Stated goal → Go through the data below and copy it exactly, skipping every picture.

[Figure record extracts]
★ ★ ★

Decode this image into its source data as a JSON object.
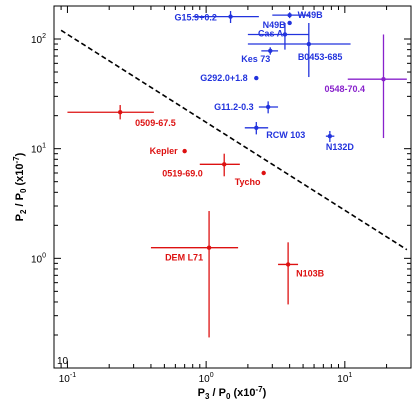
{
  "chart_data": {
    "type": "scatter",
    "title": "",
    "xlabel": "P_3 / P_0 (x10^-7)",
    "ylabel": "P_2 / P_0 (x10^-7)",
    "x_scale": "log",
    "y_scale": "log",
    "xlim": [
      0.08,
      30
    ],
    "ylim": [
      0.1,
      200
    ],
    "x_ticks": [
      {
        "v": 0.1,
        "label": "10",
        "exp": "-1"
      },
      {
        "v": 1,
        "label": "10",
        "exp": "0"
      },
      {
        "v": 10,
        "label": "10",
        "exp": "1"
      }
    ],
    "y_ticks": [
      {
        "v": 1,
        "label": "10",
        "exp": "0"
      },
      {
        "v": 10,
        "label": "10",
        "exp": "1"
      },
      {
        "v": 100,
        "label": "10",
        "exp": "2"
      }
    ],
    "y_bottom_label": "10",
    "grid": false,
    "colors": {
      "blue": "#2233dd",
      "red": "#dd1111",
      "purple": "#8822cc",
      "line": "#000000"
    },
    "reference_line": {
      "x1": 0.09,
      "y1": 120,
      "x2": 28,
      "y2": 1.2,
      "style": "dashed"
    },
    "points": [
      {
        "name": "G15.9+0.2",
        "x": 1.5,
        "y": 160,
        "xerr": [
          0.8,
          2.4
        ],
        "yerr": [
          140,
          180
        ],
        "color": "blue"
      },
      {
        "name": "W49B",
        "x": 4.0,
        "y": 165,
        "xerr": [
          3.0,
          5.6
        ],
        "yerr": [
          155,
          175
        ],
        "color": "blue"
      },
      {
        "name": "N49B",
        "x": 4.0,
        "y": 140,
        "xerr": null,
        "yerr": null,
        "color": "blue"
      },
      {
        "name": "Cas A",
        "x": 3.7,
        "y": 110,
        "xerr": [
          2.0,
          5.5
        ],
        "yerr": [
          80,
          140
        ],
        "color": "blue"
      },
      {
        "name": "B0453-685",
        "x": 5.5,
        "y": 90,
        "xerr": [
          2.0,
          11.0
        ],
        "yerr": [
          45,
          140
        ],
        "color": "blue"
      },
      {
        "name": "Kes 73",
        "x": 2.9,
        "y": 78,
        "xerr": [
          2.5,
          3.3
        ],
        "yerr": [
          72,
          84
        ],
        "color": "blue"
      },
      {
        "name": "G292.0+1.8",
        "x": 2.3,
        "y": 44,
        "xerr": null,
        "yerr": null,
        "color": "blue"
      },
      {
        "name": "G11.2-0.3",
        "x": 2.8,
        "y": 24,
        "xerr": [
          2.4,
          3.3
        ],
        "yerr": [
          21,
          27
        ],
        "color": "blue"
      },
      {
        "name": "RCW 103",
        "x": 2.3,
        "y": 15.5,
        "xerr": [
          1.9,
          2.8
        ],
        "yerr": [
          13.5,
          17.5
        ],
        "color": "blue"
      },
      {
        "name": "N132D",
        "x": 7.8,
        "y": 13,
        "xerr": [
          7.3,
          8.4
        ],
        "yerr": [
          11.5,
          14.5
        ],
        "color": "blue"
      },
      {
        "name": "0548-70.4",
        "x": 19,
        "y": 43,
        "xerr": [
          10.5,
          28
        ],
        "yerr": [
          12.5,
          110
        ],
        "color": "purple"
      },
      {
        "name": "0509-67.5",
        "x": 0.24,
        "y": 21.5,
        "xerr": [
          0.1,
          0.42
        ],
        "yerr": [
          18.5,
          25
        ],
        "color": "red"
      },
      {
        "name": "Kepler",
        "x": 0.7,
        "y": 9.5,
        "xerr": null,
        "yerr": null,
        "color": "red"
      },
      {
        "name": "0519-69.0",
        "x": 1.35,
        "y": 7.2,
        "xerr": [
          0.9,
          1.75
        ],
        "yerr": [
          5.6,
          9.0
        ],
        "color": "red"
      },
      {
        "name": "Tycho",
        "x": 2.6,
        "y": 6.0,
        "xerr": null,
        "yerr": null,
        "color": "red"
      },
      {
        "name": "DEM L71",
        "x": 1.05,
        "y": 1.25,
        "xerr": [
          0.4,
          1.7
        ],
        "yerr": [
          0.19,
          2.7
        ],
        "color": "red"
      },
      {
        "name": "N103B",
        "x": 3.9,
        "y": 0.88,
        "xerr": [
          3.3,
          4.6
        ],
        "yerr": [
          0.38,
          1.4
        ],
        "color": "red"
      }
    ]
  }
}
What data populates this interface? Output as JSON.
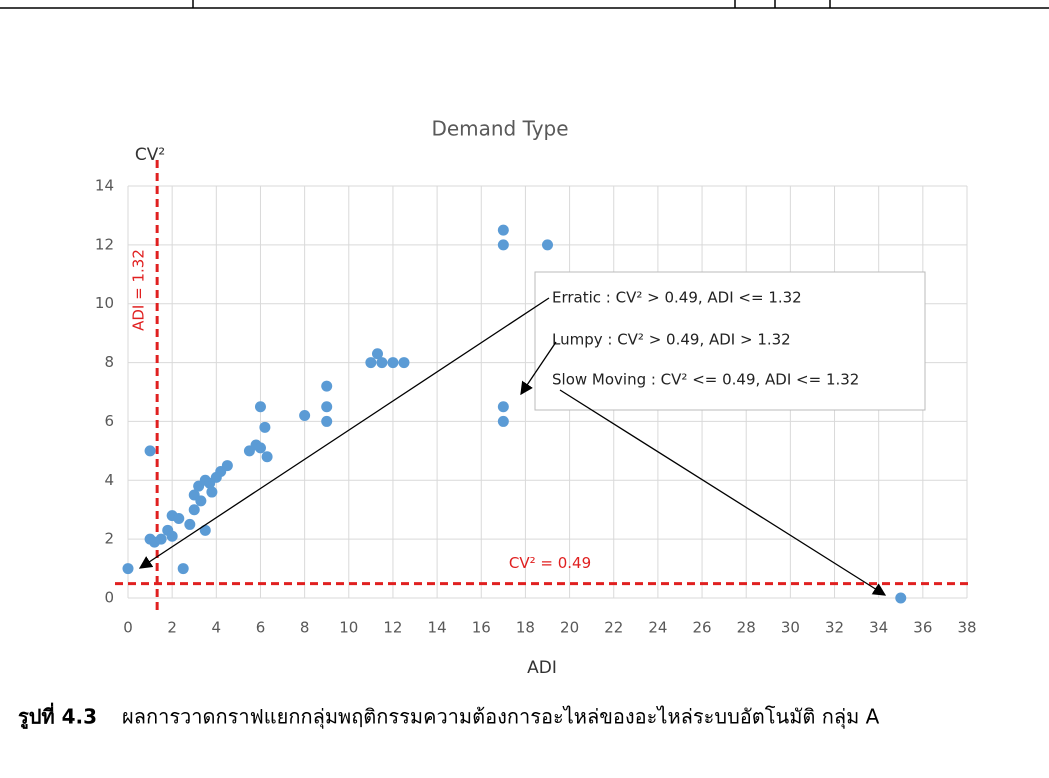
{
  "chart_data": {
    "type": "scatter",
    "title": "Demand Type",
    "x_label": "ADI",
    "y_label": "CV²",
    "x": [
      0,
      1,
      1,
      1.2,
      1.5,
      1.8,
      2,
      2.3,
      2,
      2.5,
      2.8,
      3,
      3,
      3.2,
      3.5,
      3.3,
      3.7,
      4,
      4.2,
      4.5,
      3.8,
      3.5,
      5.5,
      5.8,
      6,
      6,
      6.2,
      6.3,
      8,
      9,
      9,
      9,
      11,
      11.3,
      11.5,
      12,
      12.5,
      17,
      17,
      19,
      17,
      17,
      35
    ],
    "y": [
      1,
      5,
      2,
      1.9,
      2,
      2.3,
      2.8,
      2.7,
      2.1,
      1,
      2.5,
      3,
      3.5,
      3.8,
      4,
      3.3,
      3.9,
      4.1,
      4.3,
      4.5,
      3.6,
      2.3,
      5,
      5.2,
      6.5,
      5.1,
      5.8,
      4.8,
      6.2,
      7.2,
      6.5,
      6,
      8,
      8.3,
      8,
      8,
      8,
      12.5,
      12,
      12,
      6.5,
      6,
      0
    ],
    "color": "#5b9bd5",
    "xlim": [
      0,
      38
    ],
    "ylim": [
      0,
      14
    ],
    "xticks": [
      0,
      2,
      4,
      6,
      8,
      10,
      12,
      14,
      16,
      18,
      20,
      22,
      24,
      26,
      28,
      30,
      32,
      34,
      36,
      38
    ],
    "yticks": [
      0,
      2,
      4,
      6,
      8,
      10,
      12,
      14
    ],
    "grid": true,
    "reference_lines": [
      {
        "axis": "x",
        "value": 1.32,
        "label": "ADI = 1.32",
        "color": "#e02020"
      },
      {
        "axis": "y",
        "value": 0.49,
        "label": "CV² = 0.49",
        "color": "#e02020"
      }
    ],
    "annotations": [
      "Erratic : CV² > 0.49, ADI <= 1.32",
      "Lumpy : CV² > 0.49, ADI > 1.32",
      "Slow Moving : CV² <= 0.49, ADI <= 1.32"
    ]
  },
  "caption": {
    "label": "รูปที่ 4.3",
    "text": "ผลการวาดกราฟแยกกลุ่มพฤติกรรมความต้องการอะไหล่ของอะไหล่ระบบอัตโนมัติ กลุ่ม A"
  }
}
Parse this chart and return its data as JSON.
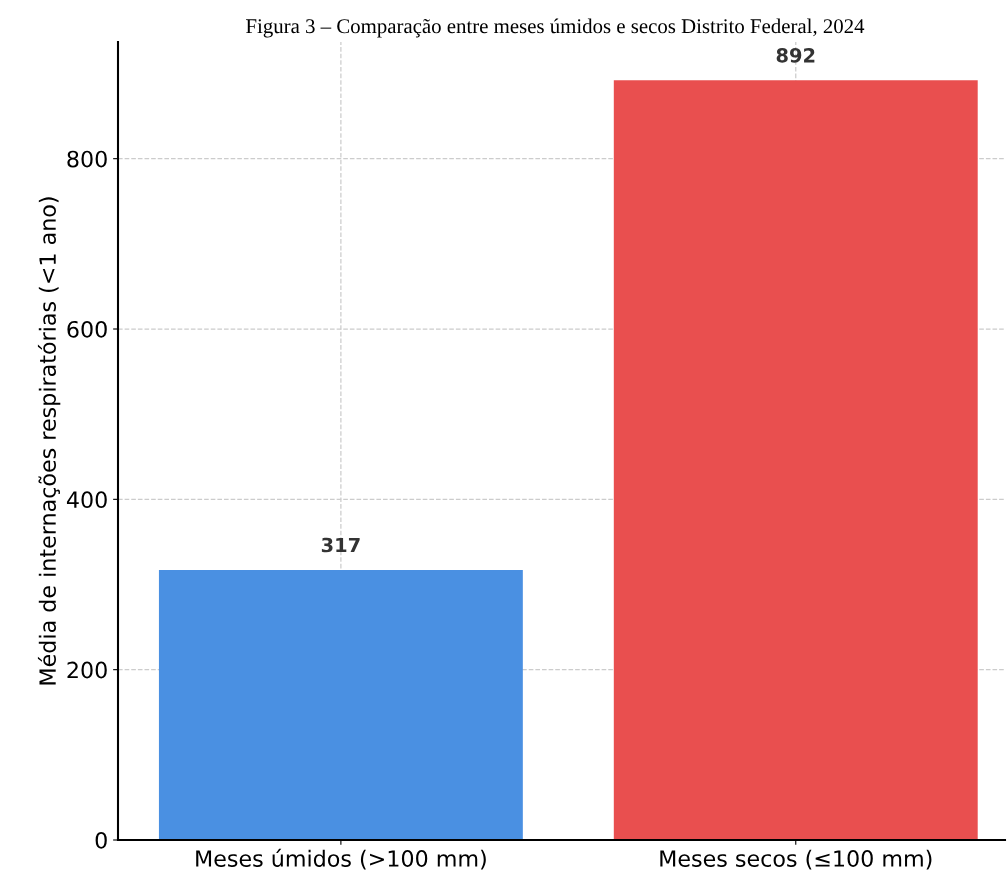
{
  "chart_data": {
    "type": "bar",
    "title": "Figura 3 – Comparação entre meses úmidos e secos Distrito Federal, 2024",
    "ylabel": "Média de internações respiratórias (<1 ano)",
    "categories": [
      "Meses úmidos (>100 mm)",
      "Meses secos (≤100 mm)"
    ],
    "values": [
      317,
      892
    ],
    "colors": [
      "#4a90e2",
      "#e94f4f"
    ],
    "ylim": [
      0,
      937
    ],
    "yticks": [
      0,
      200,
      400,
      600,
      800
    ],
    "grid": true,
    "data_labels": true
  }
}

★ ★ ★

Output of the exercise →
Decode this image into its source data as a JSON object.
{
  "chart_data": {
    "type": "scatter",
    "title": "",
    "xlabel": "P_3 / P_0 (x10^-7)",
    "ylabel": "P_2 / P_0 (x10^-7)",
    "x_scale": "log",
    "y_scale": "log",
    "xlim": [
      0.08,
      30
    ],
    "ylim": [
      0.1,
      200
    ],
    "x_ticks": [
      {
        "v": 0.1,
        "label": "10",
        "exp": "-1"
      },
      {
        "v": 1,
        "label": "10",
        "exp": "0"
      },
      {
        "v": 10,
        "label": "10",
        "exp": "1"
      }
    ],
    "y_ticks": [
      {
        "v": 1,
        "label": "10",
        "exp": "0"
      },
      {
        "v": 10,
        "label": "10",
        "exp": "1"
      },
      {
        "v": 100,
        "label": "10",
        "exp": "2"
      }
    ],
    "y_bottom_label": "10",
    "grid": false,
    "colors": {
      "blue": "#2233dd",
      "red": "#dd1111",
      "purple": "#8822cc",
      "line": "#000000"
    },
    "reference_line": {
      "x1": 0.09,
      "y1": 120,
      "x2": 28,
      "y2": 1.2,
      "style": "dashed"
    },
    "points": [
      {
        "name": "G15.9+0.2",
        "x": 1.5,
        "y": 160,
        "xerr": [
          0.8,
          2.4
        ],
        "yerr": [
          140,
          180
        ],
        "color": "blue"
      },
      {
        "name": "W49B",
        "x": 4.0,
        "y": 165,
        "xerr": [
          3.0,
          5.6
        ],
        "yerr": [
          155,
          175
        ],
        "color": "blue"
      },
      {
        "name": "N49B",
        "x": 4.0,
        "y": 140,
        "xerr": null,
        "yerr": null,
        "color": "blue"
      },
      {
        "name": "Cas A",
        "x": 3.7,
        "y": 110,
        "xerr": [
          2.0,
          5.5
        ],
        "yerr": [
          80,
          140
        ],
        "color": "blue"
      },
      {
        "name": "B0453-685",
        "x": 5.5,
        "y": 90,
        "xerr": [
          2.0,
          11.0
        ],
        "yerr": [
          45,
          140
        ],
        "color": "blue"
      },
      {
        "name": "Kes 73",
        "x": 2.9,
        "y": 78,
        "xerr": [
          2.5,
          3.3
        ],
        "yerr": [
          72,
          84
        ],
        "color": "blue"
      },
      {
        "name": "G292.0+1.8",
        "x": 2.3,
        "y": 44,
        "xerr": null,
        "yerr": null,
        "color": "blue"
      },
      {
        "name": "G11.2-0.3",
        "x": 2.8,
        "y": 24,
        "xerr": [
          2.4,
          3.3
        ],
        "yerr": [
          21,
          27
        ],
        "color": "blue"
      },
      {
        "name": "RCW 103",
        "x": 2.3,
        "y": 15.5,
        "xerr": [
          1.9,
          2.8
        ],
        "yerr": [
          13.5,
          17.5
        ],
        "color": "blue"
      },
      {
        "name": "N132D",
        "x": 7.8,
        "y": 13,
        "xerr": [
          7.3,
          8.4
        ],
        "yerr": [
          11.5,
          14.5
        ],
        "color": "blue"
      },
      {
        "name": "0548-70.4",
        "x": 19,
        "y": 43,
        "xerr": [
          10.5,
          28
        ],
        "yerr": [
          12.5,
          110
        ],
        "color": "purple"
      },
      {
        "name": "0509-67.5",
        "x": 0.24,
        "y": 21.5,
        "xerr": [
          0.1,
          0.42
        ],
        "yerr": [
          18.5,
          25
        ],
        "color": "red"
      },
      {
        "name": "Kepler",
        "x": 0.7,
        "y": 9.5,
        "xerr": null,
        "yerr": null,
        "color": "red"
      },
      {
        "name": "0519-69.0",
        "x": 1.35,
        "y": 7.2,
        "xerr": [
          0.9,
          1.75
        ],
        "yerr": [
          5.6,
          9.0
        ],
        "color": "red"
      },
      {
        "name": "Tycho",
        "x": 2.6,
        "y": 6.0,
        "xerr": null,
        "yerr": null,
        "color": "red"
      },
      {
        "name": "DEM L71",
        "x": 1.05,
        "y": 1.25,
        "xerr": [
          0.4,
          1.7
        ],
        "yerr": [
          0.19,
          2.7
        ],
        "color": "red"
      },
      {
        "name": "N103B",
        "x": 3.9,
        "y": 0.88,
        "xerr": [
          3.3,
          4.6
        ],
        "yerr": [
          0.38,
          1.4
        ],
        "color": "red"
      }
    ]
  }
}
What data populates this interface? Output as JSON.
{
  "chart_data": {
    "type": "scatter",
    "title": "Demand Type",
    "x_label": "ADI",
    "y_label": "CV²",
    "x": [
      0,
      1,
      1,
      1.2,
      1.5,
      1.8,
      2,
      2.3,
      2,
      2.5,
      2.8,
      3,
      3,
      3.2,
      3.5,
      3.3,
      3.7,
      4,
      4.2,
      4.5,
      3.8,
      3.5,
      5.5,
      5.8,
      6,
      6,
      6.2,
      6.3,
      8,
      9,
      9,
      9,
      11,
      11.3,
      11.5,
      12,
      12.5,
      17,
      17,
      19,
      17,
      17,
      35
    ],
    "y": [
      1,
      5,
      2,
      1.9,
      2,
      2.3,
      2.8,
      2.7,
      2.1,
      1,
      2.5,
      3,
      3.5,
      3.8,
      4,
      3.3,
      3.9,
      4.1,
      4.3,
      4.5,
      3.6,
      2.3,
      5,
      5.2,
      6.5,
      5.1,
      5.8,
      4.8,
      6.2,
      7.2,
      6.5,
      6,
      8,
      8.3,
      8,
      8,
      8,
      12.5,
      12,
      12,
      6.5,
      6,
      0
    ],
    "color": "#5b9bd5",
    "xlim": [
      0,
      38
    ],
    "ylim": [
      0,
      14
    ],
    "xticks": [
      0,
      2,
      4,
      6,
      8,
      10,
      12,
      14,
      16,
      18,
      20,
      22,
      24,
      26,
      28,
      30,
      32,
      34,
      36,
      38
    ],
    "yticks": [
      0,
      2,
      4,
      6,
      8,
      10,
      12,
      14
    ],
    "grid": true,
    "reference_lines": [
      {
        "axis": "x",
        "value": 1.32,
        "label": "ADI = 1.32",
        "color": "#e02020"
      },
      {
        "axis": "y",
        "value": 0.49,
        "label": "CV² = 0.49",
        "color": "#e02020"
      }
    ],
    "annotations": [
      "Erratic : CV² > 0.49, ADI <= 1.32",
      "Lumpy : CV² > 0.49, ADI > 1.32",
      "Slow Moving : CV² <= 0.49, ADI <= 1.32"
    ]
  },
  "caption": {
    "label": "รูปที่ 4.3",
    "text": "ผลการวาดกราฟแยกกลุ่มพฤติกรรมความต้องการอะไหล่ของอะไหล่ระบบอัตโนมัติ กลุ่ม A"
  }
}
Parse this chart and return its data as JSON.
{
  "chart_data": {
    "type": "bar",
    "title": "Figura 3 – Comparação entre meses úmidos e secos Distrito Federal, 2024",
    "ylabel": "Média de internações respiratórias (<1 ano)",
    "categories": [
      "Meses úmidos (>100 mm)",
      "Meses secos (≤100 mm)"
    ],
    "values": [
      317,
      892
    ],
    "colors": [
      "#4a90e2",
      "#e94f4f"
    ],
    "ylim": [
      0,
      937
    ],
    "yticks": [
      0,
      200,
      400,
      600,
      800
    ],
    "grid": true,
    "data_labels": true
  }
}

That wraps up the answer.